## Written exercise
Leave out the pictures; transcribe all else exactly.

## Data
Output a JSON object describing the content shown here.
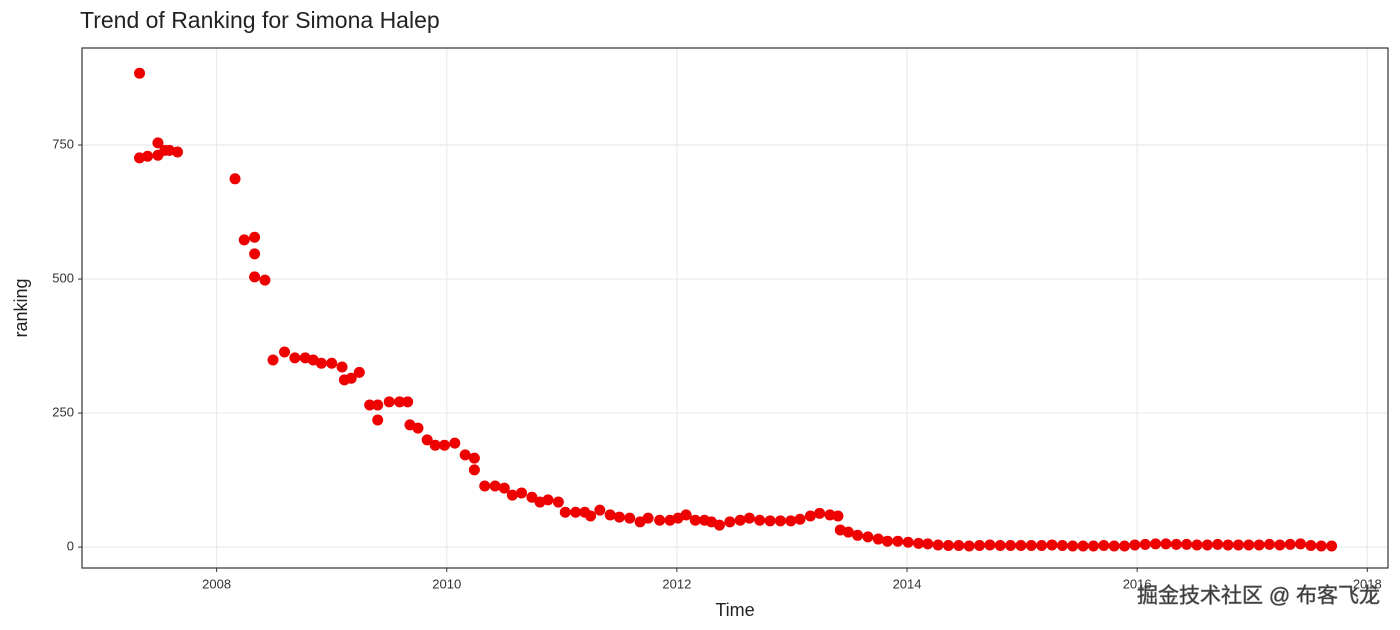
{
  "chart_data": {
    "type": "scatter",
    "title": "Trend of Ranking for Simona Halep",
    "x_label": "Time",
    "y_label": "ranking",
    "watermark": "掘金技术社区 @ 布客飞龙",
    "color": "#ee0000",
    "grid": true,
    "xlim": [
      2006.83,
      2018.18
    ],
    "ylim": [
      -39,
      931
    ],
    "xticks": [
      2008,
      2010,
      2012,
      2014,
      2016,
      2018
    ],
    "yticks": [
      0,
      250,
      500,
      750
    ],
    "x": [
      2007.33,
      2007.33,
      2007.4,
      2007.49,
      2007.49,
      2007.55,
      2007.59,
      2007.66,
      2008.16,
      2008.24,
      2008.33,
      2008.33,
      2008.33,
      2008.42,
      2008.49,
      2008.59,
      2008.68,
      2008.77,
      2008.84,
      2008.91,
      2009.0,
      2009.09,
      2009.11,
      2009.17,
      2009.24,
      2009.33,
      2009.4,
      2009.4,
      2009.5,
      2009.59,
      2009.66,
      2009.68,
      2009.75,
      2009.83,
      2009.9,
      2009.98,
      2010.07,
      2010.16,
      2010.24,
      2010.24,
      2010.33,
      2010.42,
      2010.5,
      2010.57,
      2010.65,
      2010.74,
      2010.81,
      2010.88,
      2010.97,
      2011.03,
      2011.12,
      2011.2,
      2011.25,
      2011.33,
      2011.42,
      2011.5,
      2011.59,
      2011.68,
      2011.75,
      2011.85,
      2011.94,
      2012.01,
      2012.08,
      2012.16,
      2012.24,
      2012.3,
      2012.37,
      2012.46,
      2012.55,
      2012.63,
      2012.72,
      2012.81,
      2012.9,
      2012.99,
      2013.07,
      2013.16,
      2013.24,
      2013.33,
      2013.4,
      2013.42,
      2013.49,
      2013.57,
      2013.66,
      2013.75,
      2013.83,
      2013.92,
      2014.01,
      2014.1,
      2014.18,
      2014.27,
      2014.36,
      2014.45,
      2014.54,
      2014.63,
      2014.72,
      2014.81,
      2014.9,
      2014.99,
      2015.08,
      2015.17,
      2015.26,
      2015.35,
      2015.44,
      2015.53,
      2015.62,
      2015.71,
      2015.8,
      2015.89,
      2015.98,
      2016.07,
      2016.16,
      2016.25,
      2016.34,
      2016.43,
      2016.52,
      2016.61,
      2016.7,
      2016.79,
      2016.88,
      2016.97,
      2017.06,
      2017.15,
      2017.24,
      2017.33,
      2017.42,
      2017.51,
      2017.6,
      2017.69
    ],
    "values": [
      884,
      726,
      729,
      754,
      731,
      740,
      740,
      737,
      687,
      573,
      578,
      547,
      504,
      498,
      349,
      364,
      353,
      353,
      349,
      343,
      343,
      336,
      312,
      315,
      326,
      265,
      237,
      265,
      271,
      271,
      271,
      228,
      222,
      200,
      190,
      190,
      194,
      172,
      166,
      144,
      114,
      114,
      110,
      97,
      101,
      93,
      84,
      88,
      84,
      65,
      65,
      65,
      58,
      69,
      60,
      56,
      54,
      47,
      54,
      50,
      50,
      54,
      60,
      50,
      50,
      47,
      41,
      47,
      50,
      54,
      50,
      49,
      49,
      49,
      52,
      58,
      63,
      60,
      58,
      32,
      28,
      22,
      19,
      15,
      11,
      11,
      9,
      7,
      6,
      4,
      3,
      3,
      2,
      3,
      4,
      3,
      3,
      3,
      3,
      3,
      4,
      3,
      2,
      2,
      2,
      3,
      2,
      2,
      4,
      5,
      6,
      6,
      5,
      5,
      4,
      4,
      5,
      4,
      4,
      4,
      4,
      5,
      4,
      5,
      6,
      3,
      2,
      2
    ]
  }
}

## Reply
Output a JSON object describing the content shown here.
{
  "chart_data": {
    "type": "scatter",
    "title": "Trend of Ranking for Simona Halep",
    "x_label": "Time",
    "y_label": "ranking",
    "watermark": "掘金技术社区 @ 布客飞龙",
    "color": "#ee0000",
    "grid": true,
    "xlim": [
      2006.83,
      2018.18
    ],
    "ylim": [
      -39,
      931
    ],
    "xticks": [
      2008,
      2010,
      2012,
      2014,
      2016,
      2018
    ],
    "yticks": [
      0,
      250,
      500,
      750
    ],
    "x": [
      2007.33,
      2007.33,
      2007.4,
      2007.49,
      2007.49,
      2007.55,
      2007.59,
      2007.66,
      2008.16,
      2008.24,
      2008.33,
      2008.33,
      2008.33,
      2008.42,
      2008.49,
      2008.59,
      2008.68,
      2008.77,
      2008.84,
      2008.91,
      2009.0,
      2009.09,
      2009.11,
      2009.17,
      2009.24,
      2009.33,
      2009.4,
      2009.4,
      2009.5,
      2009.59,
      2009.66,
      2009.68,
      2009.75,
      2009.83,
      2009.9,
      2009.98,
      2010.07,
      2010.16,
      2010.24,
      2010.24,
      2010.33,
      2010.42,
      2010.5,
      2010.57,
      2010.65,
      2010.74,
      2010.81,
      2010.88,
      2010.97,
      2011.03,
      2011.12,
      2011.2,
      2011.25,
      2011.33,
      2011.42,
      2011.5,
      2011.59,
      2011.68,
      2011.75,
      2011.85,
      2011.94,
      2012.01,
      2012.08,
      2012.16,
      2012.24,
      2012.3,
      2012.37,
      2012.46,
      2012.55,
      2012.63,
      2012.72,
      2012.81,
      2012.9,
      2012.99,
      2013.07,
      2013.16,
      2013.24,
      2013.33,
      2013.4,
      2013.42,
      2013.49,
      2013.57,
      2013.66,
      2013.75,
      2013.83,
      2013.92,
      2014.01,
      2014.1,
      2014.18,
      2014.27,
      2014.36,
      2014.45,
      2014.54,
      2014.63,
      2014.72,
      2014.81,
      2014.9,
      2014.99,
      2015.08,
      2015.17,
      2015.26,
      2015.35,
      2015.44,
      2015.53,
      2015.62,
      2015.71,
      2015.8,
      2015.89,
      2015.98,
      2016.07,
      2016.16,
      2016.25,
      2016.34,
      2016.43,
      2016.52,
      2016.61,
      2016.7,
      2016.79,
      2016.88,
      2016.97,
      2017.06,
      2017.15,
      2017.24,
      2017.33,
      2017.42,
      2017.51,
      2017.6,
      2017.69
    ],
    "values": [
      884,
      726,
      729,
      754,
      731,
      740,
      740,
      737,
      687,
      573,
      578,
      547,
      504,
      498,
      349,
      364,
      353,
      353,
      349,
      343,
      343,
      336,
      312,
      315,
      326,
      265,
      237,
      265,
      271,
      271,
      271,
      228,
      222,
      200,
      190,
      190,
      194,
      172,
      166,
      144,
      114,
      114,
      110,
      97,
      101,
      93,
      84,
      88,
      84,
      65,
      65,
      65,
      58,
      69,
      60,
      56,
      54,
      47,
      54,
      50,
      50,
      54,
      60,
      50,
      50,
      47,
      41,
      47,
      50,
      54,
      50,
      49,
      49,
      49,
      52,
      58,
      63,
      60,
      58,
      32,
      28,
      22,
      19,
      15,
      11,
      11,
      9,
      7,
      6,
      4,
      3,
      3,
      2,
      3,
      4,
      3,
      3,
      3,
      3,
      3,
      4,
      3,
      2,
      2,
      2,
      3,
      2,
      2,
      4,
      5,
      6,
      6,
      5,
      5,
      4,
      4,
      5,
      4,
      4,
      4,
      4,
      5,
      4,
      5,
      6,
      3,
      2,
      2
    ]
  }
}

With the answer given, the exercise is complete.